----- DATA SHOWN -----
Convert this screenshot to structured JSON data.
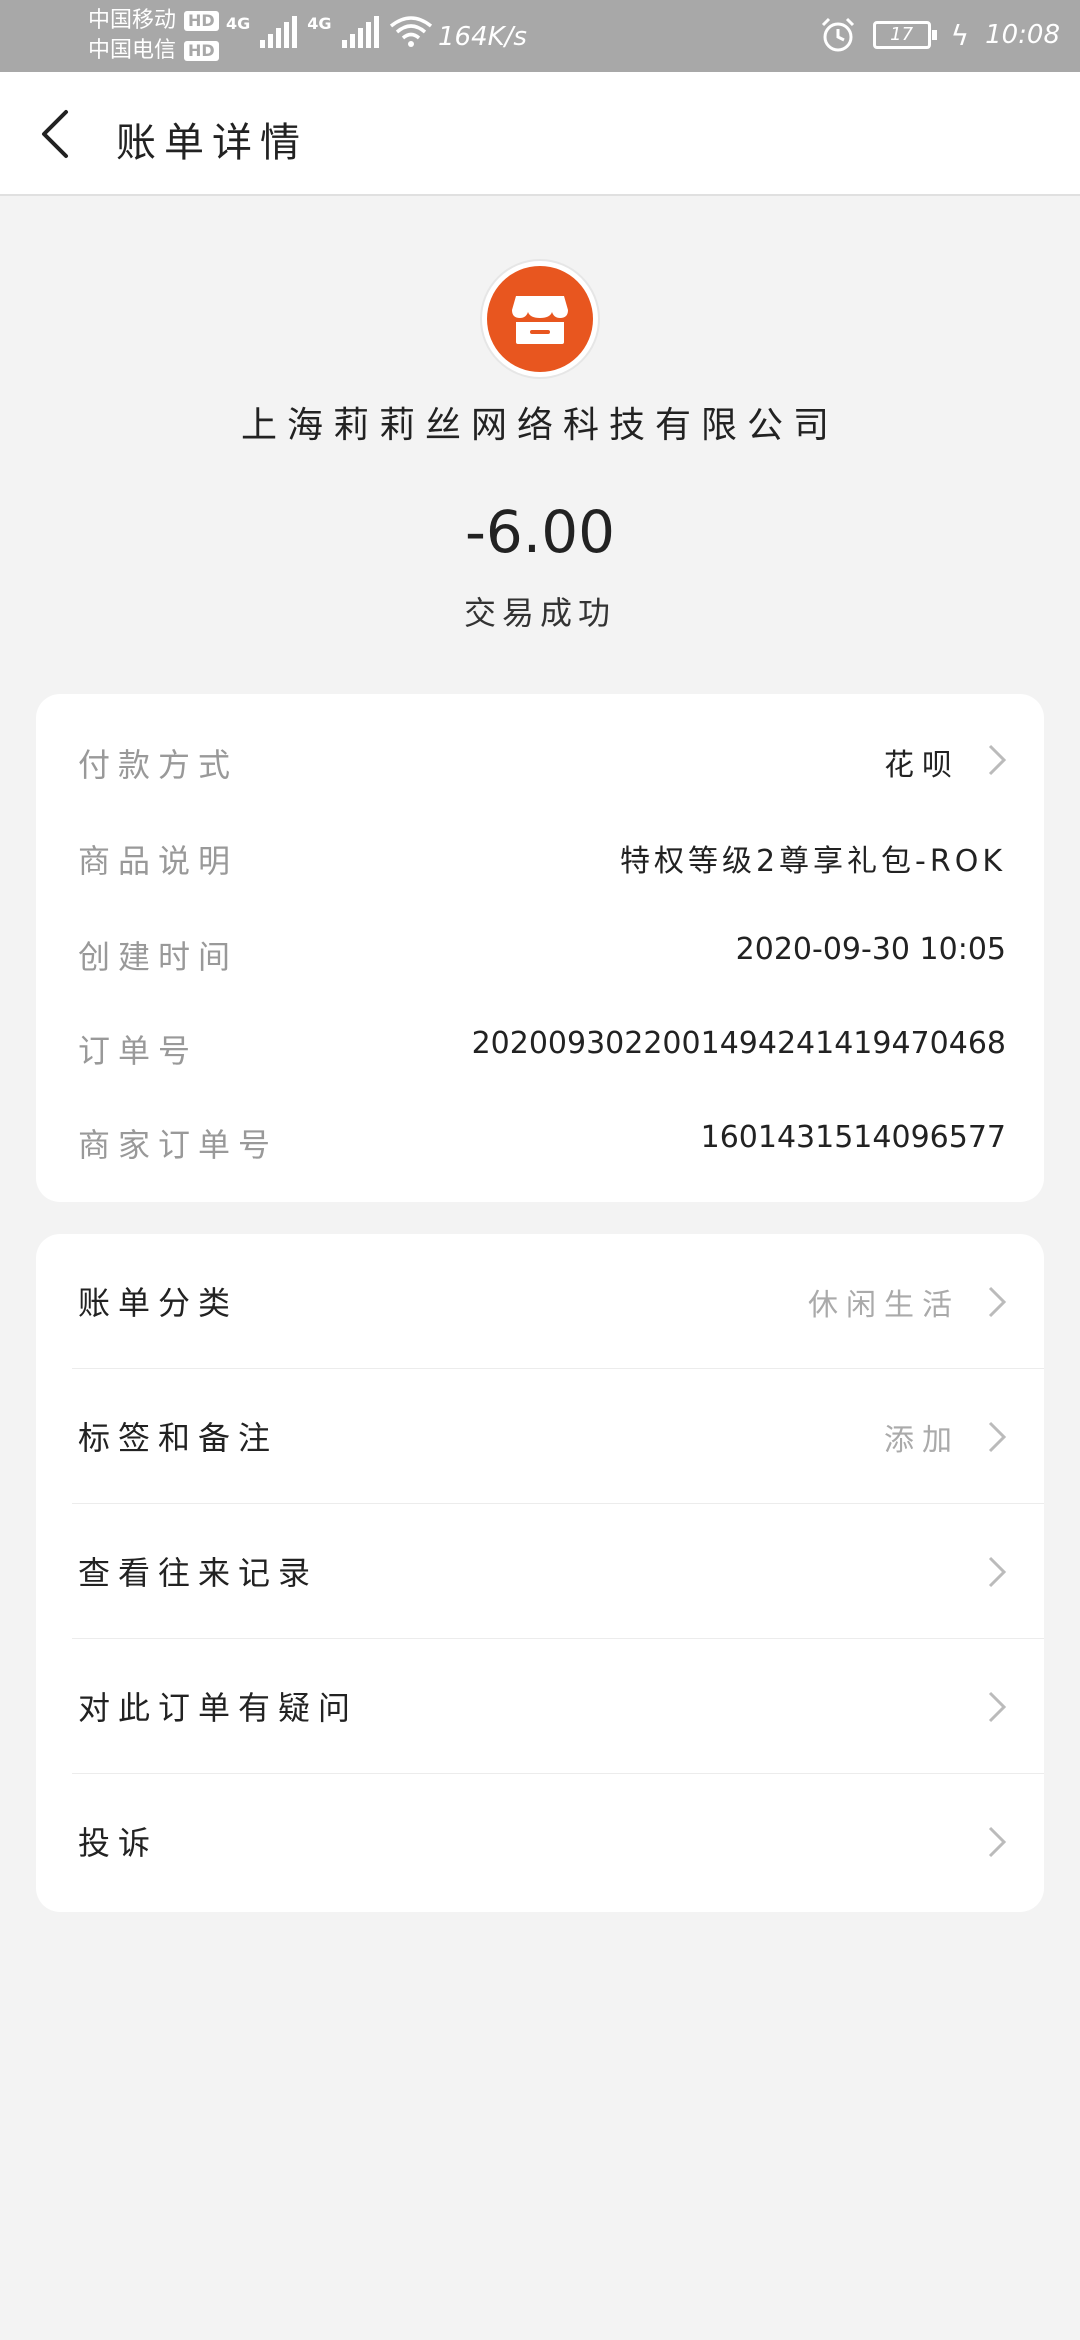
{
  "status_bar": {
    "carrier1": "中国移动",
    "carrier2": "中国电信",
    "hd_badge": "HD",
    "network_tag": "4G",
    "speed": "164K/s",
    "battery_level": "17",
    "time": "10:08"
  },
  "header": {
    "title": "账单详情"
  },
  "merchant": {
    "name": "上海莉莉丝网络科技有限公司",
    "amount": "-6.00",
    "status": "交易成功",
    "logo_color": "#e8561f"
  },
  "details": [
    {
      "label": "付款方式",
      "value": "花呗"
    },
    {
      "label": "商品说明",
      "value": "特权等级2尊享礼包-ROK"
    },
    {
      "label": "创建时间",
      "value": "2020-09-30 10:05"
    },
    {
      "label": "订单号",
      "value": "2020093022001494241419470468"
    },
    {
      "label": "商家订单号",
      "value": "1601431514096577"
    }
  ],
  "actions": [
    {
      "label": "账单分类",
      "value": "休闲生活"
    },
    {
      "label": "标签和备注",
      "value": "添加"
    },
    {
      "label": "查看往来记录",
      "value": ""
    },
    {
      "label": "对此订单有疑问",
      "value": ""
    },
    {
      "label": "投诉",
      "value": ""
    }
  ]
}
-----
Look through the entries above for the word "label". Copy every line where it shows up.

RESULT OF THE TASK:
      "label": "付款方式",
      "label": "商品说明",
      "label": "创建时间",
      "label": "订单号",
      "label": "商家订单号",
      "label": "账单分类",
      "label": "标签和备注",
      "label": "查看往来记录",
      "label": "对此订单有疑问",
      "label": "投诉",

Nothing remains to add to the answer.